WHAT IS REQUIRED → Read the lines that follow and tally those with the word "switching"; give the number and nothing else.
===== RECORDS PROVIDED
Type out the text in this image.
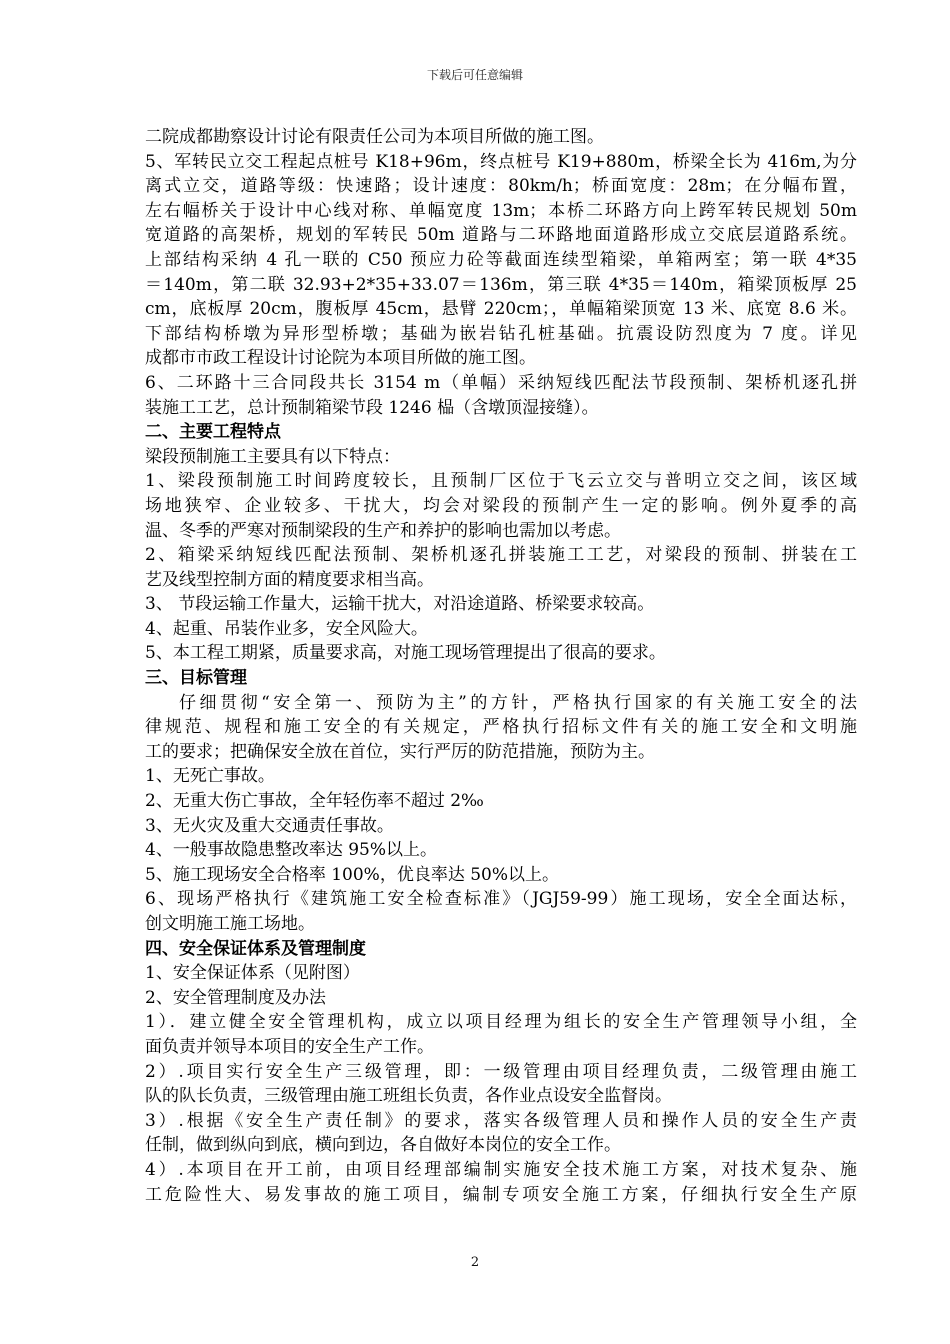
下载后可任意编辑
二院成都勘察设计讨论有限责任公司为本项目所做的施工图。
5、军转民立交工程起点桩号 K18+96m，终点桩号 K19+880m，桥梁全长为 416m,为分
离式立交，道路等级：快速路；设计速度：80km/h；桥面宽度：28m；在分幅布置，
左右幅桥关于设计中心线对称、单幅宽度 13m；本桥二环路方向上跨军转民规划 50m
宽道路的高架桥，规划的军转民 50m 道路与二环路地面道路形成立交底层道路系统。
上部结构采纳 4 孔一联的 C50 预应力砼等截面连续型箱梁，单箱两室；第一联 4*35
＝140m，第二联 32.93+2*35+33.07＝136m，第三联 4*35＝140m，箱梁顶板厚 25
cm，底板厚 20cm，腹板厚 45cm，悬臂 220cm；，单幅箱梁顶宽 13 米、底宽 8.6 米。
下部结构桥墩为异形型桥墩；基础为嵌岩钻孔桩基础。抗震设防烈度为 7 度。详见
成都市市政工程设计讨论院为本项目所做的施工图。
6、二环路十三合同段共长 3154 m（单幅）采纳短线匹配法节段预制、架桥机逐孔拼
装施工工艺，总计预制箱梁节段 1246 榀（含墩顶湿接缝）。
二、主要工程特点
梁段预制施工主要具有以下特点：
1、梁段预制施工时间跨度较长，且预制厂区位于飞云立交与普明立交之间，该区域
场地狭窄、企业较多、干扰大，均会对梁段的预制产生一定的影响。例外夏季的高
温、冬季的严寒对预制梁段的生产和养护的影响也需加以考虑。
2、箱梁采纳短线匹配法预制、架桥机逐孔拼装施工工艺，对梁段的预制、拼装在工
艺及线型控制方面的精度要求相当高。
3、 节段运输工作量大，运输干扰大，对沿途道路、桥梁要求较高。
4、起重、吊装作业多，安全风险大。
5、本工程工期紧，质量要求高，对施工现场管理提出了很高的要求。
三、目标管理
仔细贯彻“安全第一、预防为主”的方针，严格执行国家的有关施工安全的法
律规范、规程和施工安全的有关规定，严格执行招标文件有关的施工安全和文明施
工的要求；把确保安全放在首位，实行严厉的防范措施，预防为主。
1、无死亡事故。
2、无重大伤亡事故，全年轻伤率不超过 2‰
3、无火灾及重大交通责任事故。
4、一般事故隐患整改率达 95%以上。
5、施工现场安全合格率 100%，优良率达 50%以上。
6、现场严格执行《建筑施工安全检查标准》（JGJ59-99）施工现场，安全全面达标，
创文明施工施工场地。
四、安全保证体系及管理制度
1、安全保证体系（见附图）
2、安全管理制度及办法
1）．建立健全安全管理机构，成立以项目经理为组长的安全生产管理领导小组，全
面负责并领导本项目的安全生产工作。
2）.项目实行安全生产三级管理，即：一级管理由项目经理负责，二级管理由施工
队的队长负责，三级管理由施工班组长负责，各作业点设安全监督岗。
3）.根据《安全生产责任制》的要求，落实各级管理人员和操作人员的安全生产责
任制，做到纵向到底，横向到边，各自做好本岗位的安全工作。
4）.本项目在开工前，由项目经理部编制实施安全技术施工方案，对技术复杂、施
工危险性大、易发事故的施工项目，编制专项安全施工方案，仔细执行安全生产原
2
==========
===== RECORDS PROVIDED
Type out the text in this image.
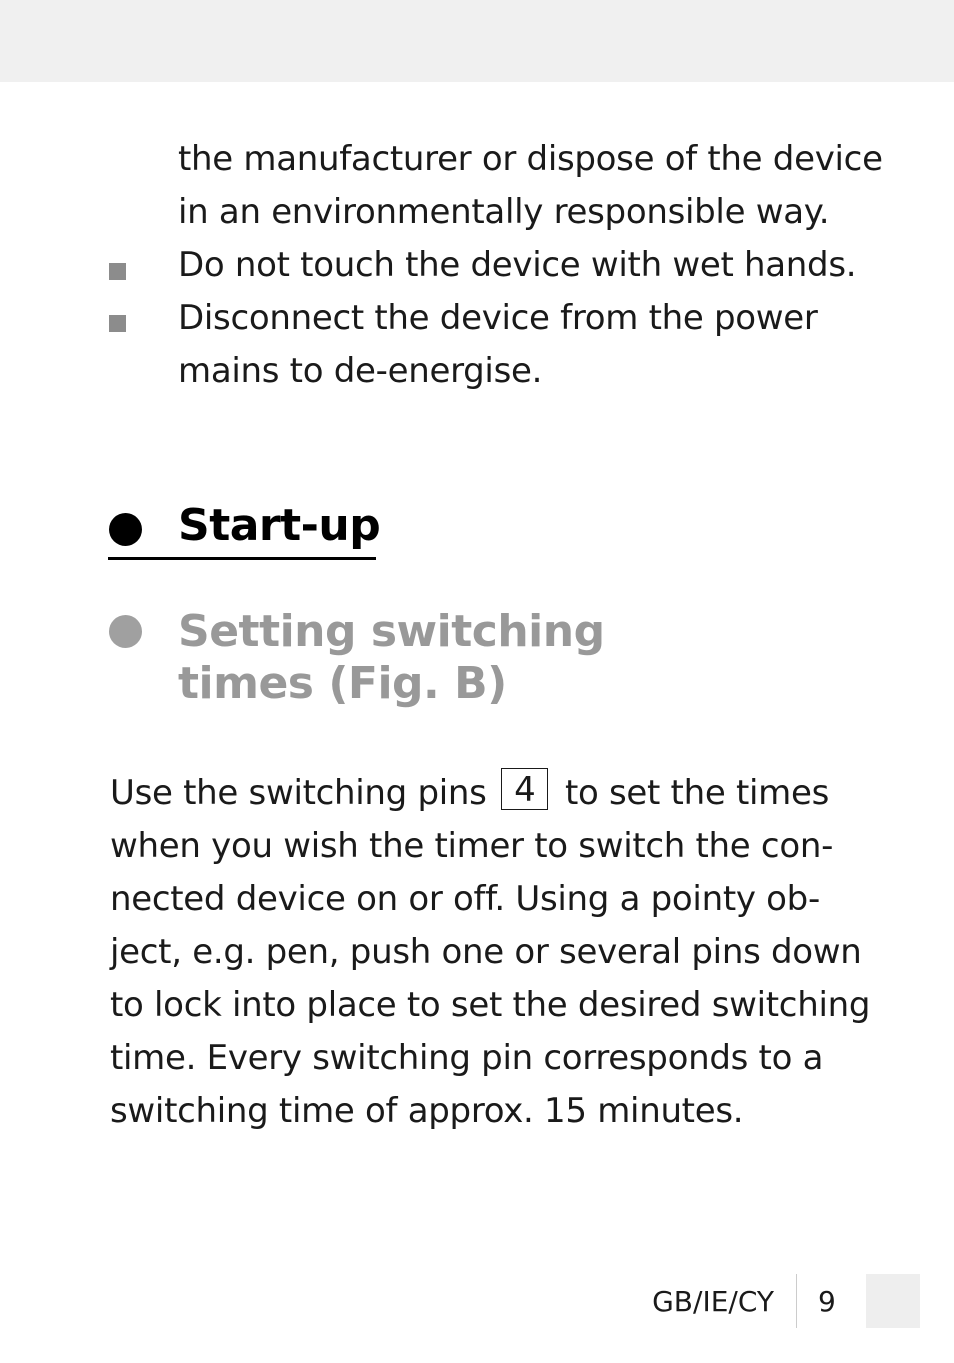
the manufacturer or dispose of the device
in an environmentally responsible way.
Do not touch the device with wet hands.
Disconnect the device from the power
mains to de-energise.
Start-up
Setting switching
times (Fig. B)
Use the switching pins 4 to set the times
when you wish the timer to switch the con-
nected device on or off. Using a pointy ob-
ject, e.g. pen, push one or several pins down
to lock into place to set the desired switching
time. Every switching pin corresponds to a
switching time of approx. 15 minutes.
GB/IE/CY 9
==========
THE REPLY → 5